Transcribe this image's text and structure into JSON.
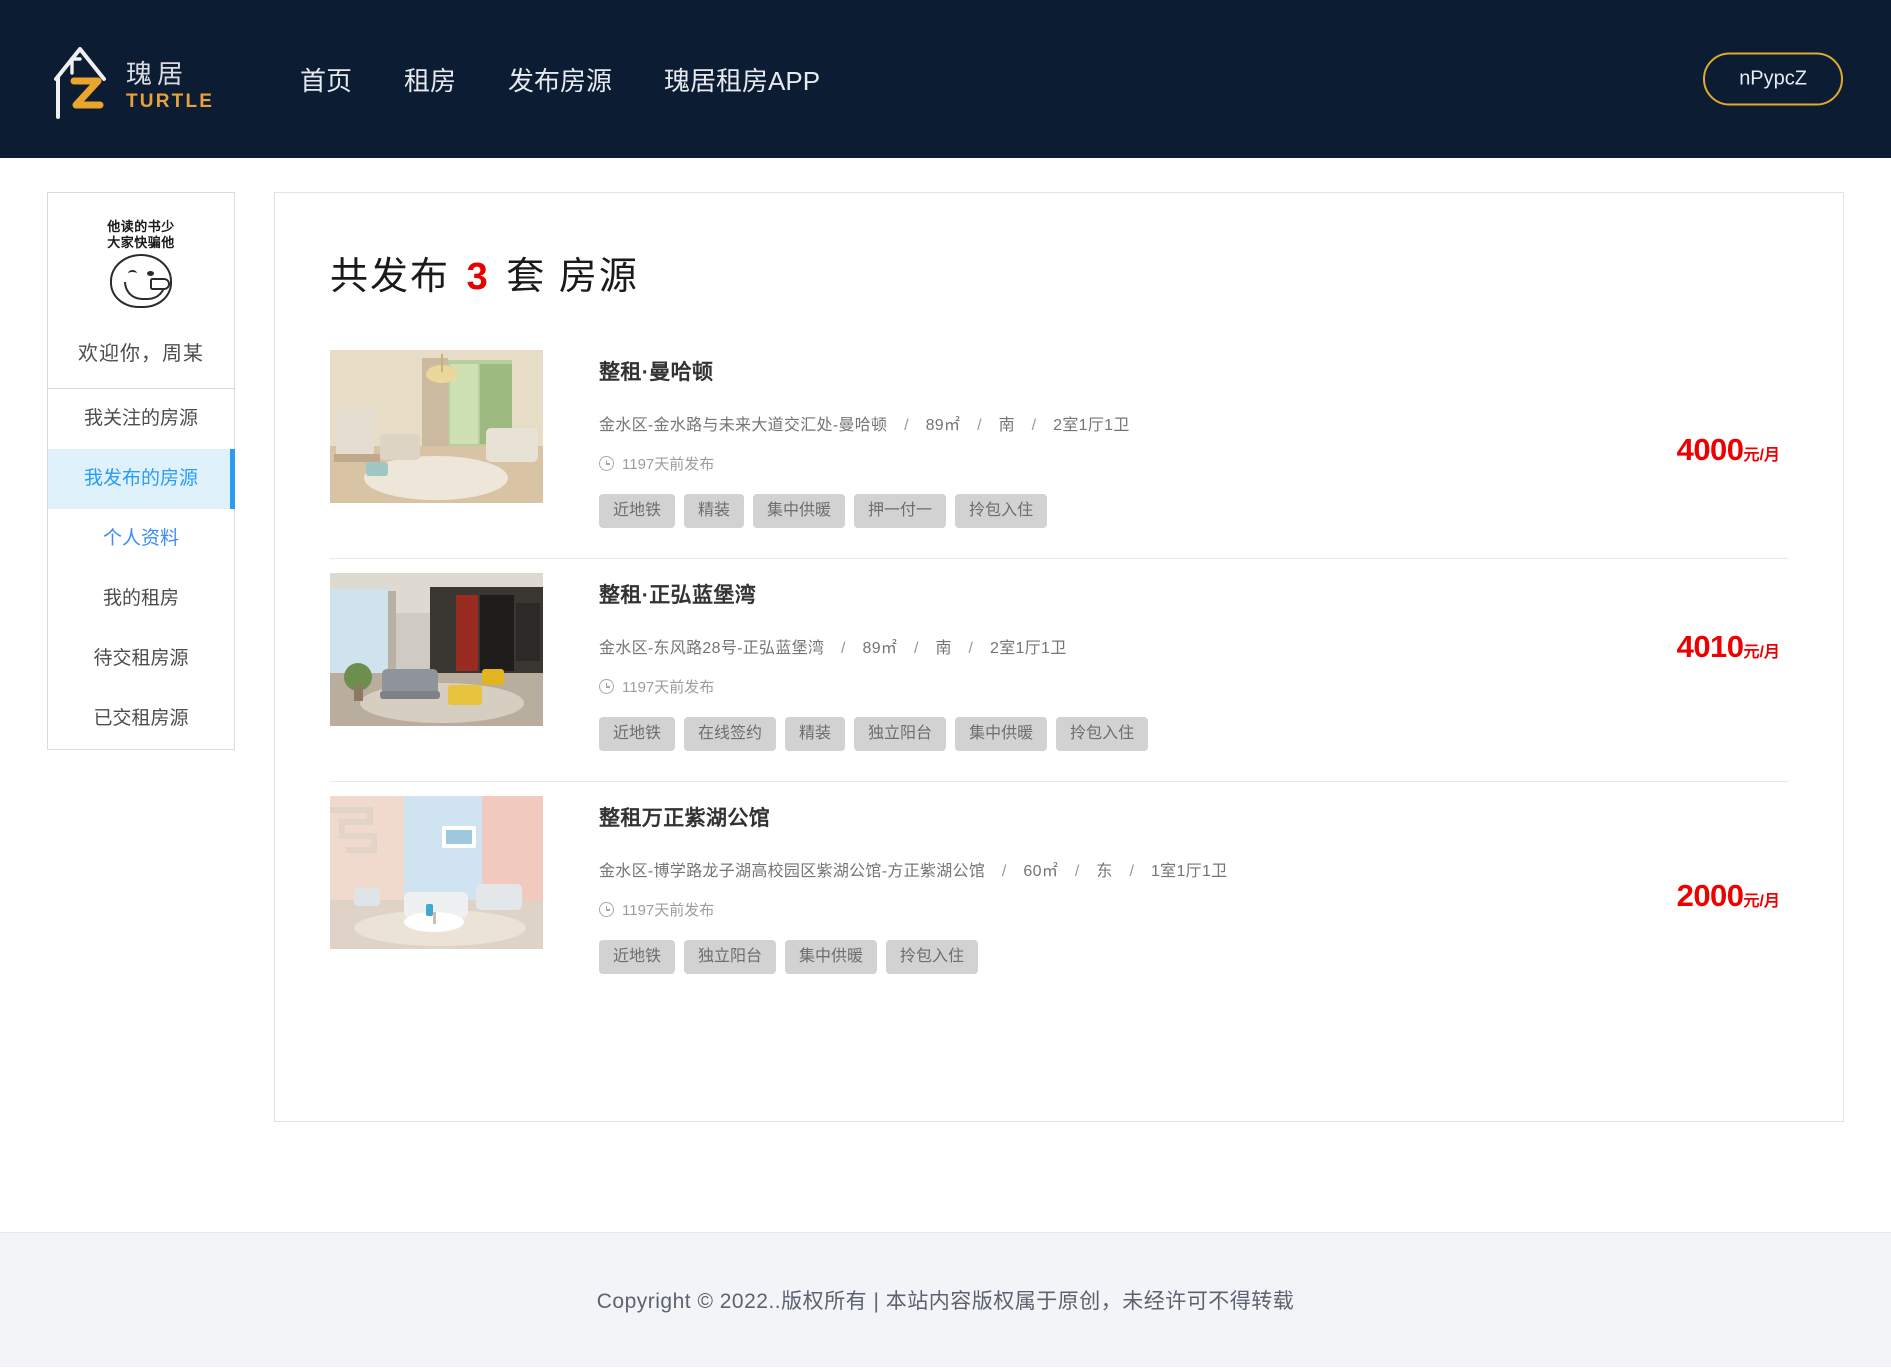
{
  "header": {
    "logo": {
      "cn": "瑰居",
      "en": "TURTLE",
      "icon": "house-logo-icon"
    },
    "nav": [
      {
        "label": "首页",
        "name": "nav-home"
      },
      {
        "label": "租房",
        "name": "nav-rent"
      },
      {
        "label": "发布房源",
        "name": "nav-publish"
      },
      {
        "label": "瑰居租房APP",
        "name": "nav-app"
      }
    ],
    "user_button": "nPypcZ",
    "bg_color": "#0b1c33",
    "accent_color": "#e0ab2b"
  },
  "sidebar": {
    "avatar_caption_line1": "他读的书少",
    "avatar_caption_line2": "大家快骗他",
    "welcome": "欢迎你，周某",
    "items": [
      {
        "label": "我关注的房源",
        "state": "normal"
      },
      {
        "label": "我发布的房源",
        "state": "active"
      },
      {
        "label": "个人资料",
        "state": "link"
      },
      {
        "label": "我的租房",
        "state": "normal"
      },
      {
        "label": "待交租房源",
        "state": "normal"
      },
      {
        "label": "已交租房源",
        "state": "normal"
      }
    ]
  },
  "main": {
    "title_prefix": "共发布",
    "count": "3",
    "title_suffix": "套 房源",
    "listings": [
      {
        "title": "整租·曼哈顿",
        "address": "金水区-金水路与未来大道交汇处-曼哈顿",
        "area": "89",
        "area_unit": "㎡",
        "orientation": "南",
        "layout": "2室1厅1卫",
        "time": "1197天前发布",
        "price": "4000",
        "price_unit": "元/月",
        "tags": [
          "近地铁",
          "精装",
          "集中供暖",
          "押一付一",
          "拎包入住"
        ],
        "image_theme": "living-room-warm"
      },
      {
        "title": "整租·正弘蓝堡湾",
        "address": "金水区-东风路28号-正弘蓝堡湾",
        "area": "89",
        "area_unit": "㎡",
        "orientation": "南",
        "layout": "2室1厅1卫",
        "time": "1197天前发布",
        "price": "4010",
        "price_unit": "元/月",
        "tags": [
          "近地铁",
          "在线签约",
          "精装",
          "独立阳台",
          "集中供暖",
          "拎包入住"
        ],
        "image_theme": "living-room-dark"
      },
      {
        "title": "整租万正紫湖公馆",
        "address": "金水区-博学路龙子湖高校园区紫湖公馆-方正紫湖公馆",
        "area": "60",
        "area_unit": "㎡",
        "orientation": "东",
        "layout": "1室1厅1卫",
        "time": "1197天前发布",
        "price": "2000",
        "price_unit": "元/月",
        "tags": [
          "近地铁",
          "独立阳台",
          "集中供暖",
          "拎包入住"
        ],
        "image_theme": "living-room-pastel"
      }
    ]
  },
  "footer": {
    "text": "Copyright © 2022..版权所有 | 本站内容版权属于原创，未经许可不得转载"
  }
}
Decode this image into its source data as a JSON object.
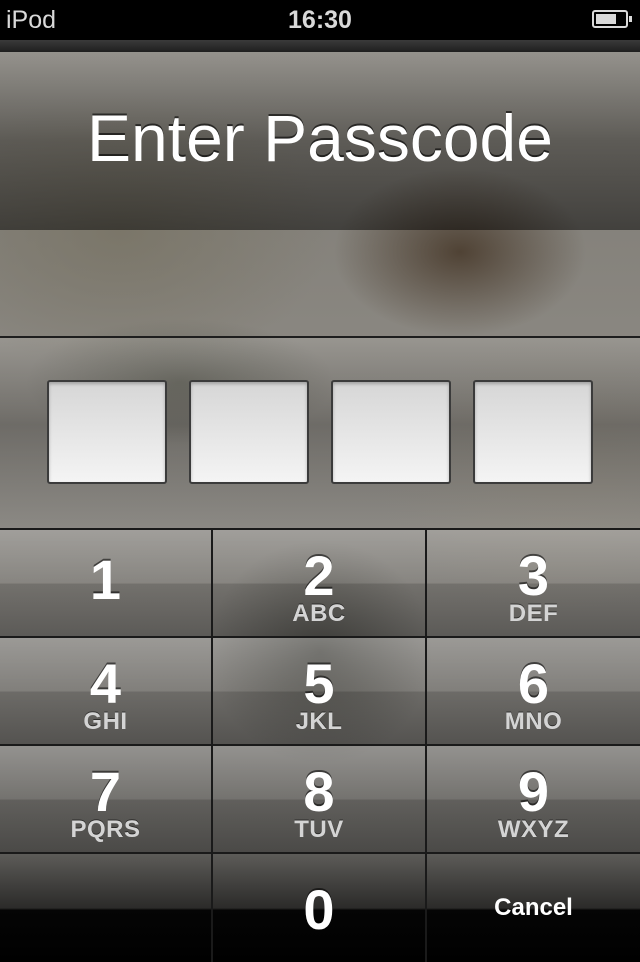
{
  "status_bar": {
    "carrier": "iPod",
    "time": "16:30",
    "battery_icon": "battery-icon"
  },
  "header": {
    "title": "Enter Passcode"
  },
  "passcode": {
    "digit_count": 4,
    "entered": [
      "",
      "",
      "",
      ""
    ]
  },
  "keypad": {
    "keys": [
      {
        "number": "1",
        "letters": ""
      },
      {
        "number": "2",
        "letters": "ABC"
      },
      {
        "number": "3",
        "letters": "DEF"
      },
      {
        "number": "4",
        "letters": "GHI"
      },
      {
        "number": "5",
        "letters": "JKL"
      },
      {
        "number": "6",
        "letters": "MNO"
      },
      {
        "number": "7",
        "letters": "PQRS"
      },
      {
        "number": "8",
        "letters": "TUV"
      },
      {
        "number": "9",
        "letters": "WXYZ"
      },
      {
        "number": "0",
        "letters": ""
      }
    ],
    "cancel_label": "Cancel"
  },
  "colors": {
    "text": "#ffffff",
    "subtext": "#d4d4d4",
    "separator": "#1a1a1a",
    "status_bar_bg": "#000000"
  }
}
-------------------------
Search the records for the word "正弘蓝堡湾" and copy every line where it occurs.

        "title": "整租·正弘蓝堡湾",
        "address": "金水区-东风路28号-正弘蓝堡湾",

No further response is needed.